→ EXERCISE: List, from the lines below, each one with "handle" in it.

→ DATA PROVIDED:
* * * *

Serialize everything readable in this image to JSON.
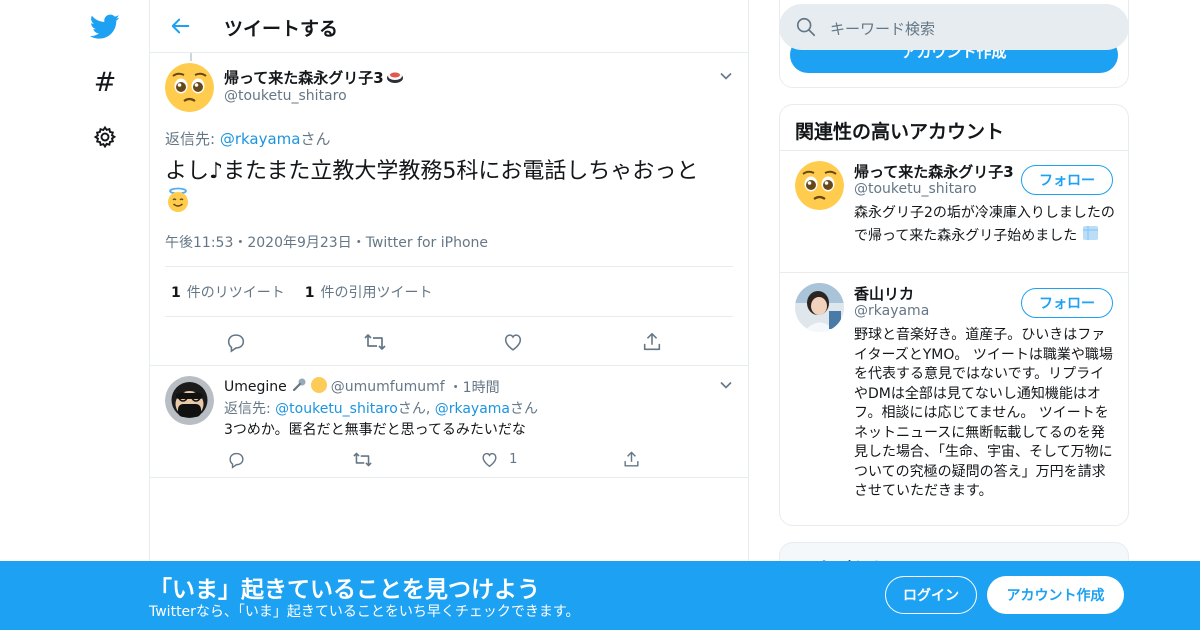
{
  "header": {
    "title": "ツイートする"
  },
  "tweet": {
    "name": "帰って来た森永グリ子3",
    "handle": "@touketu_shitaro",
    "reply_prefix": "返信先: ",
    "reply_to": "@rkayama",
    "reply_suffix": "さん",
    "text": "よし♪またまた立教大学教務5科にお電話しちゃおっと",
    "meta": "午後11:53・2020年9月23日・Twitter for iPhone",
    "retweet_count": "1",
    "retweet_label": "件のリツイート",
    "quote_count": "1",
    "quote_label": "件の引用ツイート"
  },
  "reply": {
    "name": "Umegine",
    "handle": "@umumfumumf",
    "time": "・1時間",
    "reply_prefix": "返信先: ",
    "reply_to_1": "@touketu_shitaro",
    "reply_mid": "さん, ",
    "reply_to_2": "@rkayama",
    "reply_suffix": "さん",
    "text": "3つめか。匿名だと無事だと思ってるみたいだな",
    "like_count": "1"
  },
  "sidebar": {
    "search_placeholder": "キーワード検索",
    "signup_label": "アカウント作成",
    "related_title": "関連性の高いアカウント",
    "accounts": [
      {
        "name": "帰って来た森永グリ子3",
        "handle": "@touketu_shitaro",
        "follow_label": "フォロー",
        "bio": "森永グリ子2の垢が冷凍庫入りしましたので帰って来た森永グリ子始めました"
      },
      {
        "name": "香山リカ",
        "handle": "@rkayama",
        "follow_label": "フォロー",
        "bio": "野球と音楽好き。道産子。ひいきはファイターズとYMO。 ツイートは職業や職場を代表する意見ではないです。リプライやDMは全部は見てないし通知機能はオフ。相談には応じてません。 ツイートをネットニュースに無断転載してるのを発見した場合、「生命、宇宙、そして万物についての究極の疑問の答え」万円を請求させていただきます。"
      }
    ],
    "trends_title": "いまどうしてる？"
  },
  "bottom_bar": {
    "title": "「いま」起きていることを見つけよう",
    "subtitle": "Twitterなら、「いま」起きていることをいち早くチェックできます。",
    "login_label": "ログイン",
    "signup_label": "アカウント作成"
  },
  "colors": {
    "accent": "#1da1f2",
    "link": "#1b95e0",
    "muted": "#657786",
    "border": "#e6ecf0"
  },
  "icons": [
    "twitter-bird-icon",
    "hashtag-icon",
    "gear-icon",
    "back-arrow-icon",
    "chevron-down-icon",
    "reply-icon",
    "retweet-icon",
    "like-icon",
    "share-icon",
    "search-icon",
    "sushi-emoji",
    "angel-emoji",
    "ice-emoji",
    "microphone-emoji",
    "yellow-circle-emoji"
  ]
}
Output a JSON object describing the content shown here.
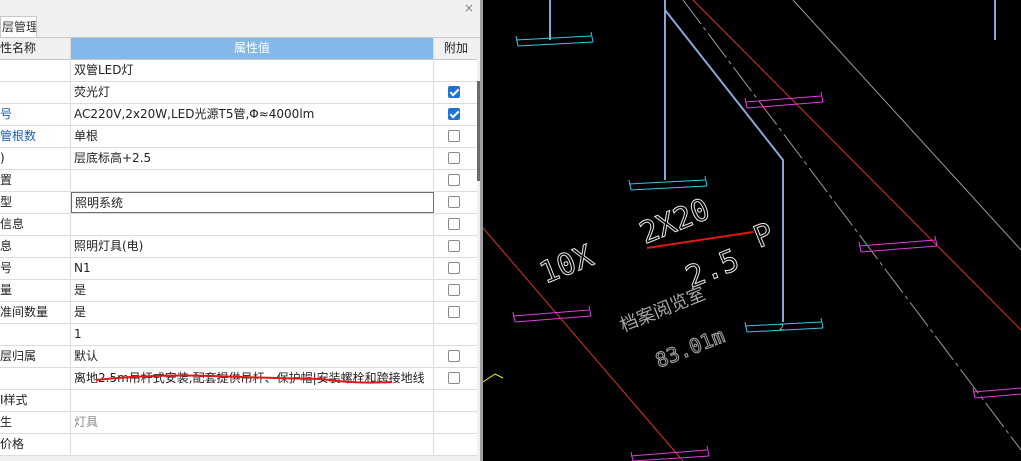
{
  "panel": {
    "tab_label": "层管理",
    "close_glyph": "×",
    "header": {
      "name": "性名称",
      "value": "属性值",
      "extra": "附加"
    },
    "rows": [
      {
        "name": "",
        "value": "双管LED灯",
        "checkbox": null
      },
      {
        "name": "",
        "value": "荧光灯",
        "checkbox": true
      },
      {
        "name": "号",
        "value": "AC220V,2x20W,LED光源T5管,Φ≈4000lm",
        "checkbox": true
      },
      {
        "name": "管根数",
        "value": "单根",
        "checkbox": false
      },
      {
        "name": ")",
        "value": "层底标高+2.5",
        "checkbox": false
      },
      {
        "name": "置",
        "value": "",
        "checkbox": false
      },
      {
        "name": "型",
        "value": "照明系统",
        "checkbox": false
      },
      {
        "name": "信息",
        "value": "",
        "checkbox": false
      },
      {
        "name": "息",
        "value": "照明灯具(电)",
        "checkbox": false
      },
      {
        "name": "号",
        "value": "N1",
        "checkbox": false
      },
      {
        "name": "量",
        "value": "是",
        "checkbox": false
      },
      {
        "name": "准间数量",
        "value": "是",
        "checkbox": false
      },
      {
        "name": "",
        "value": "1",
        "checkbox": null
      },
      {
        "name": "层归属",
        "value": "默认",
        "checkbox": false
      },
      {
        "name": "",
        "value": "离地2.5m吊杆式安装,配套提供吊杆、保护帽|安装螺栓和跨接地线",
        "checkbox": false
      },
      {
        "name": "I样式",
        "value": "",
        "checkbox": null
      },
      {
        "name": "生",
        "value": "灯具",
        "checkbox": null
      },
      {
        "name": "价格",
        "value": "",
        "checkbox": null
      }
    ]
  },
  "cad": {
    "label_qty": "10X",
    "label_spec": "2X20",
    "label_p": "P",
    "label_height": "2.5",
    "room_name": "档案阅览室",
    "room_area": "83.01m",
    "fixture_number": "2"
  },
  "colors": {
    "header_blue": "#84b8e8",
    "name_blue": "#1a5fb4",
    "cad_cyan": "#33c8e6",
    "cad_magenta": "#e03ce0",
    "cad_red": "#e03020",
    "cad_grey": "#9a9a9a",
    "cad_blue": "#8aa6d8",
    "annotation_red": "#e01818"
  }
}
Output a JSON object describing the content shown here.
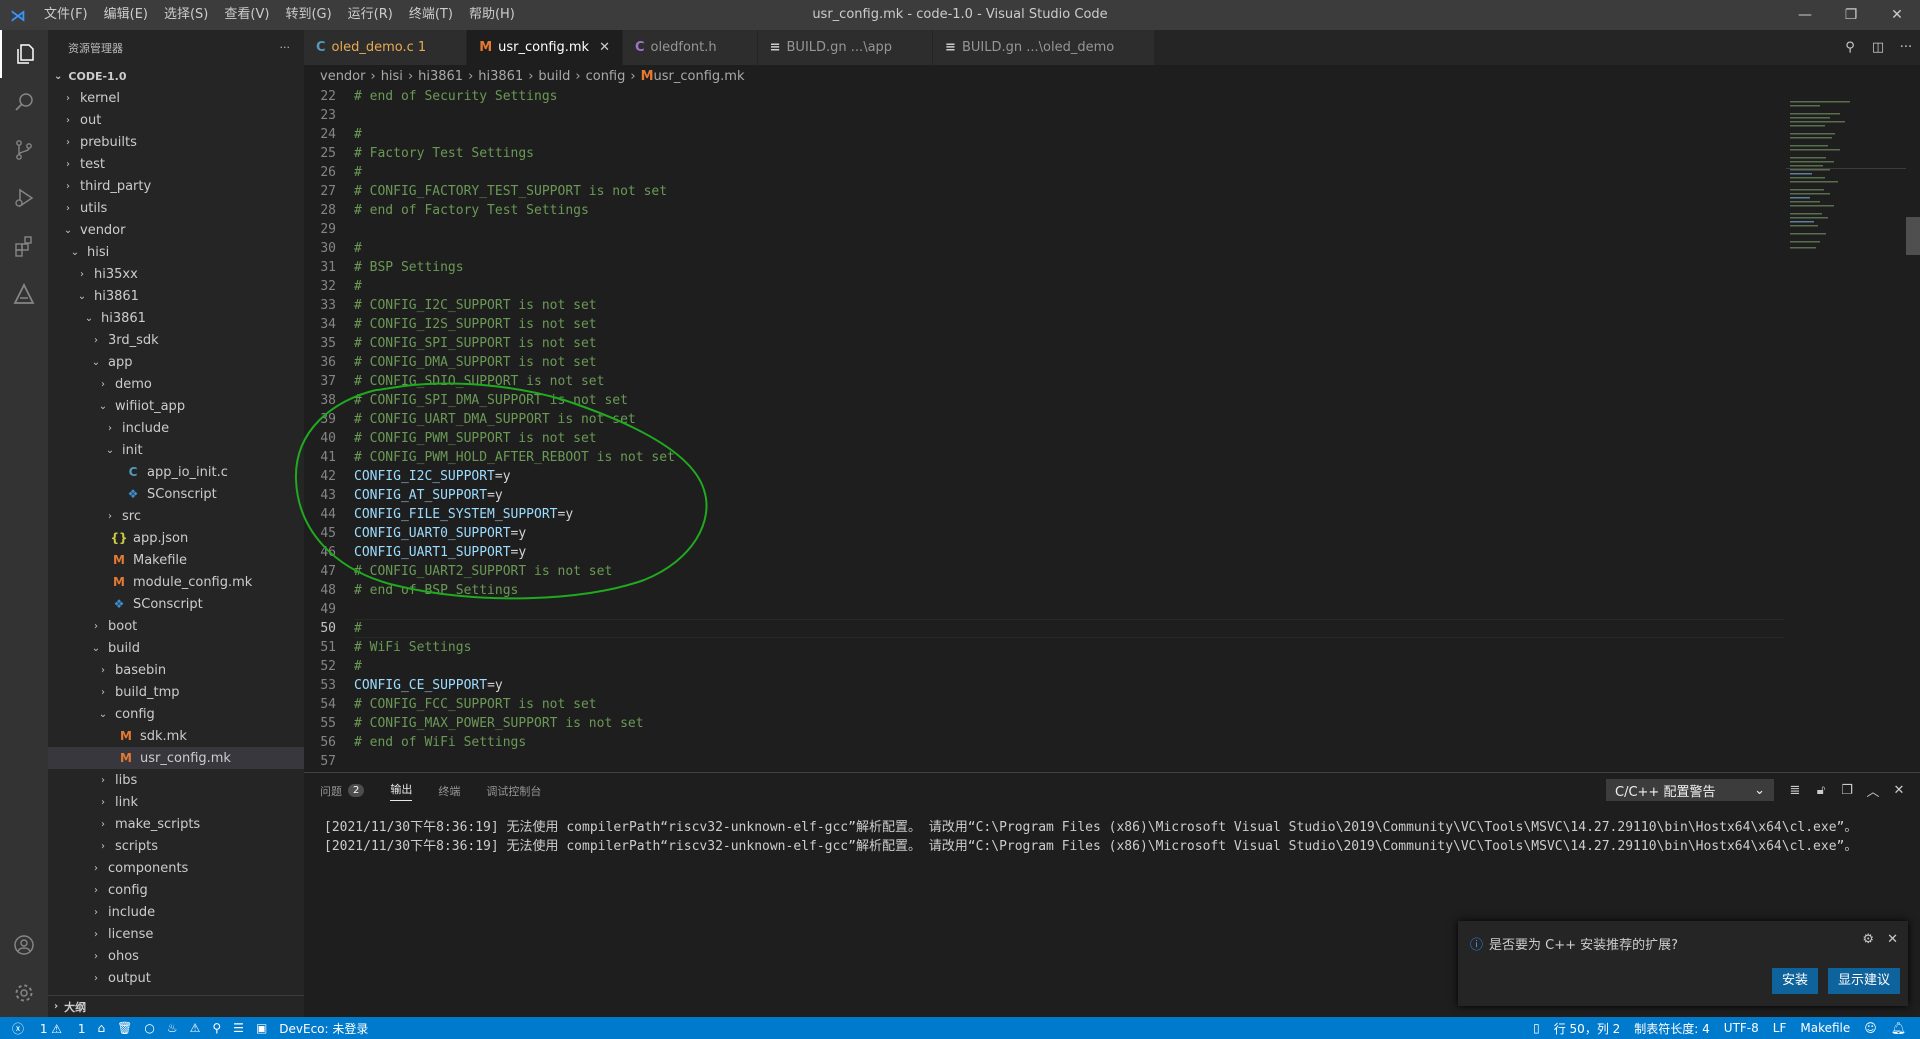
{
  "titlebar": {
    "menu": [
      "文件(F)",
      "编辑(E)",
      "选择(S)",
      "查看(V)",
      "转到(G)",
      "运行(R)",
      "终端(T)",
      "帮助(H)"
    ],
    "title": "usr_config.mk - code-1.0 - Visual Studio Code"
  },
  "sidebar": {
    "title": "资源管理器",
    "more": "···",
    "root": "CODE-1.0",
    "outline": "大纲",
    "tree": [
      {
        "label": "kernel",
        "depth": 0,
        "twisty": "›",
        "icon": ""
      },
      {
        "label": "out",
        "depth": 0,
        "twisty": "›",
        "icon": ""
      },
      {
        "label": "prebuilts",
        "depth": 0,
        "twisty": "›",
        "icon": ""
      },
      {
        "label": "test",
        "depth": 0,
        "twisty": "›",
        "icon": ""
      },
      {
        "label": "third_party",
        "depth": 0,
        "twisty": "›",
        "icon": ""
      },
      {
        "label": "utils",
        "depth": 0,
        "twisty": "›",
        "icon": ""
      },
      {
        "label": "vendor",
        "depth": 0,
        "twisty": "⌄",
        "icon": ""
      },
      {
        "label": "hisi",
        "depth": 1,
        "twisty": "⌄",
        "icon": ""
      },
      {
        "label": "hi35xx",
        "depth": 2,
        "twisty": "›",
        "icon": ""
      },
      {
        "label": "hi3861",
        "depth": 2,
        "twisty": "⌄",
        "icon": ""
      },
      {
        "label": "hi3861",
        "depth": 3,
        "twisty": "⌄",
        "icon": ""
      },
      {
        "label": "3rd_sdk",
        "depth": 4,
        "twisty": "›",
        "icon": ""
      },
      {
        "label": "app",
        "depth": 4,
        "twisty": "⌄",
        "icon": ""
      },
      {
        "label": "demo",
        "depth": 5,
        "twisty": "›",
        "icon": ""
      },
      {
        "label": "wifiiot_app",
        "depth": 5,
        "twisty": "⌄",
        "icon": ""
      },
      {
        "label": "include",
        "depth": 6,
        "twisty": "›",
        "icon": ""
      },
      {
        "label": "init",
        "depth": 6,
        "twisty": "⌄",
        "icon": ""
      },
      {
        "label": "app_io_init.c",
        "depth": 7,
        "twisty": "",
        "icon": "C",
        "iconColor": "#519aba"
      },
      {
        "label": "SConscript",
        "depth": 7,
        "twisty": "",
        "icon": "❖",
        "iconColor": "#3d8fd1"
      },
      {
        "label": "src",
        "depth": 6,
        "twisty": "›",
        "icon": ""
      },
      {
        "label": "app.json",
        "depth": 5,
        "twisty": "",
        "icon": "{}",
        "iconColor": "#cbcb41"
      },
      {
        "label": "Makefile",
        "depth": 5,
        "twisty": "",
        "icon": "M",
        "iconColor": "#e37933"
      },
      {
        "label": "module_config.mk",
        "depth": 5,
        "twisty": "",
        "icon": "M",
        "iconColor": "#e37933"
      },
      {
        "label": "SConscript",
        "depth": 5,
        "twisty": "",
        "icon": "❖",
        "iconColor": "#3d8fd1"
      },
      {
        "label": "boot",
        "depth": 4,
        "twisty": "›",
        "icon": ""
      },
      {
        "label": "build",
        "depth": 4,
        "twisty": "⌄",
        "icon": ""
      },
      {
        "label": "basebin",
        "depth": 5,
        "twisty": "›",
        "icon": ""
      },
      {
        "label": "build_tmp",
        "depth": 5,
        "twisty": "›",
        "icon": ""
      },
      {
        "label": "config",
        "depth": 5,
        "twisty": "⌄",
        "icon": ""
      },
      {
        "label": "sdk.mk",
        "depth": 6,
        "twisty": "",
        "icon": "M",
        "iconColor": "#e37933"
      },
      {
        "label": "usr_config.mk",
        "depth": 6,
        "twisty": "",
        "icon": "M",
        "iconColor": "#e37933",
        "selected": true
      },
      {
        "label": "libs",
        "depth": 5,
        "twisty": "›",
        "icon": ""
      },
      {
        "label": "link",
        "depth": 5,
        "twisty": "›",
        "icon": ""
      },
      {
        "label": "make_scripts",
        "depth": 5,
        "twisty": "›",
        "icon": ""
      },
      {
        "label": "scripts",
        "depth": 5,
        "twisty": "›",
        "icon": ""
      },
      {
        "label": "components",
        "depth": 4,
        "twisty": "›",
        "icon": ""
      },
      {
        "label": "config",
        "depth": 4,
        "twisty": "›",
        "icon": ""
      },
      {
        "label": "include",
        "depth": 4,
        "twisty": "›",
        "icon": ""
      },
      {
        "label": "license",
        "depth": 4,
        "twisty": "›",
        "icon": ""
      },
      {
        "label": "ohos",
        "depth": 4,
        "twisty": "›",
        "icon": ""
      },
      {
        "label": "output",
        "depth": 4,
        "twisty": "›",
        "icon": ""
      }
    ]
  },
  "tabs": [
    {
      "label": "oled_demo.c 1",
      "icon": "C",
      "iconColor": "#519aba",
      "active": false,
      "labelColor": "#e8ab53"
    },
    {
      "label": "usr_config.mk",
      "icon": "M",
      "iconColor": "#e37933",
      "active": true,
      "close": "✕"
    },
    {
      "label": "oledfont.h",
      "icon": "C",
      "iconColor": "#a074c4",
      "active": false
    },
    {
      "label": "BUILD.gn ...\\app",
      "icon": "≡",
      "iconColor": "#ccc",
      "active": false
    },
    {
      "label": "BUILD.gn ...\\oled_demo",
      "icon": "≡",
      "iconColor": "#ccc",
      "active": false
    }
  ],
  "breadcrumb": [
    "vendor",
    "hisi",
    "hi3861",
    "hi3861",
    "build",
    "config",
    "usr_config.mk"
  ],
  "editor": {
    "current_line": 50,
    "lines": [
      {
        "n": 22,
        "t": "# end of Security Settings",
        "c": "c"
      },
      {
        "n": 23,
        "t": "",
        "c": "c"
      },
      {
        "n": 24,
        "t": "#",
        "c": "c"
      },
      {
        "n": 25,
        "t": "# Factory Test Settings",
        "c": "c"
      },
      {
        "n": 26,
        "t": "#",
        "c": "c"
      },
      {
        "n": 27,
        "t": "# CONFIG_FACTORY_TEST_SUPPORT is not set",
        "c": "c"
      },
      {
        "n": 28,
        "t": "# end of Factory Test Settings",
        "c": "c"
      },
      {
        "n": 29,
        "t": "",
        "c": "c"
      },
      {
        "n": 30,
        "t": "#",
        "c": "c"
      },
      {
        "n": 31,
        "t": "# BSP Settings",
        "c": "c"
      },
      {
        "n": 32,
        "t": "#",
        "c": "c"
      },
      {
        "n": 33,
        "t": "# CONFIG_I2C_SUPPORT is not set",
        "c": "c"
      },
      {
        "n": 34,
        "t": "# CONFIG_I2S_SUPPORT is not set",
        "c": "c"
      },
      {
        "n": 35,
        "t": "# CONFIG_SPI_SUPPORT is not set",
        "c": "c"
      },
      {
        "n": 36,
        "t": "# CONFIG_DMA_SUPPORT is not set",
        "c": "c"
      },
      {
        "n": 37,
        "t": "# CONFIG_SDIO_SUPPORT is not set",
        "c": "c"
      },
      {
        "n": 38,
        "t": "# CONFIG_SPI_DMA_SUPPORT is not set",
        "c": "c"
      },
      {
        "n": 39,
        "t": "# CONFIG_UART_DMA_SUPPORT is not set",
        "c": "c"
      },
      {
        "n": 40,
        "t": "# CONFIG_PWM_SUPPORT is not set",
        "c": "c"
      },
      {
        "n": 41,
        "t": "# CONFIG_PWM_HOLD_AFTER_REBOOT is not set",
        "c": "c"
      },
      {
        "n": 42,
        "t": "CONFIG_I2C_SUPPORT",
        "v": "y",
        "c": "k"
      },
      {
        "n": 43,
        "t": "CONFIG_AT_SUPPORT",
        "v": "y",
        "c": "k"
      },
      {
        "n": 44,
        "t": "CONFIG_FILE_SYSTEM_SUPPORT",
        "v": "y",
        "c": "k"
      },
      {
        "n": 45,
        "t": "CONFIG_UART0_SUPPORT",
        "v": "y",
        "c": "k"
      },
      {
        "n": 46,
        "t": "CONFIG_UART1_SUPPORT",
        "v": "y",
        "c": "k"
      },
      {
        "n": 47,
        "t": "# CONFIG_UART2_SUPPORT is not set",
        "c": "c"
      },
      {
        "n": 48,
        "t": "# end of BSP Settings",
        "c": "c"
      },
      {
        "n": 49,
        "t": "",
        "c": "c"
      },
      {
        "n": 50,
        "t": "#",
        "c": "c"
      },
      {
        "n": 51,
        "t": "# WiFi Settings",
        "c": "c"
      },
      {
        "n": 52,
        "t": "#",
        "c": "c"
      },
      {
        "n": 53,
        "t": "CONFIG_CE_SUPPORT",
        "v": "y",
        "c": "k"
      },
      {
        "n": 54,
        "t": "# CONFIG_FCC_SUPPORT is not set",
        "c": "c"
      },
      {
        "n": 55,
        "t": "# CONFIG_MAX_POWER_SUPPORT is not set",
        "c": "c"
      },
      {
        "n": 56,
        "t": "# end of WiFi Settings",
        "c": "c"
      },
      {
        "n": 57,
        "t": "",
        "c": "c"
      }
    ]
  },
  "panel": {
    "tabs": [
      {
        "label": "问题",
        "badge": "2"
      },
      {
        "label": "输出",
        "active": true
      },
      {
        "label": "终端"
      },
      {
        "label": "调试控制台"
      }
    ],
    "select": "C/C++ 配置警告",
    "output": [
      "[2021/11/30下午8:36:19] 无法使用 compilerPath“riscv32-unknown-elf-gcc”解析配置。 请改用“C:\\Program Files (x86)\\Microsoft Visual Studio\\2019\\Community\\VC\\Tools\\MSVC\\14.27.29110\\bin\\Hostx64\\x64\\cl.exe”。",
      "[2021/11/30下午8:36:19] 无法使用 compilerPath“riscv32-unknown-elf-gcc”解析配置。 请改用“C:\\Program Files (x86)\\Microsoft Visual Studio\\2019\\Community\\VC\\Tools\\MSVC\\14.27.29110\\bin\\Hostx64\\x64\\cl.exe”。"
    ]
  },
  "notification": {
    "message": "是否要为 C++ 安装推荐的扩展?",
    "install": "安装",
    "show": "显示建议"
  },
  "statusbar": {
    "errors": "1",
    "warnings": "1",
    "deveco": "DevEco: 未登录",
    "position": "行 50，列 2",
    "tabsize": "制表符长度: 4",
    "encoding": "UTF-8",
    "eol": "LF",
    "language": "Makefile"
  },
  "colors": {
    "accent": "#007acc",
    "annotation": "#1faa1f"
  }
}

* * * *

→ ANSWER TO THIS TASK:
    "handle": "@touketu_shitaro",
    "handle": "@umumfumumf",
        "handle": "@touketu_shitaro",
        "handle": "@rkayama",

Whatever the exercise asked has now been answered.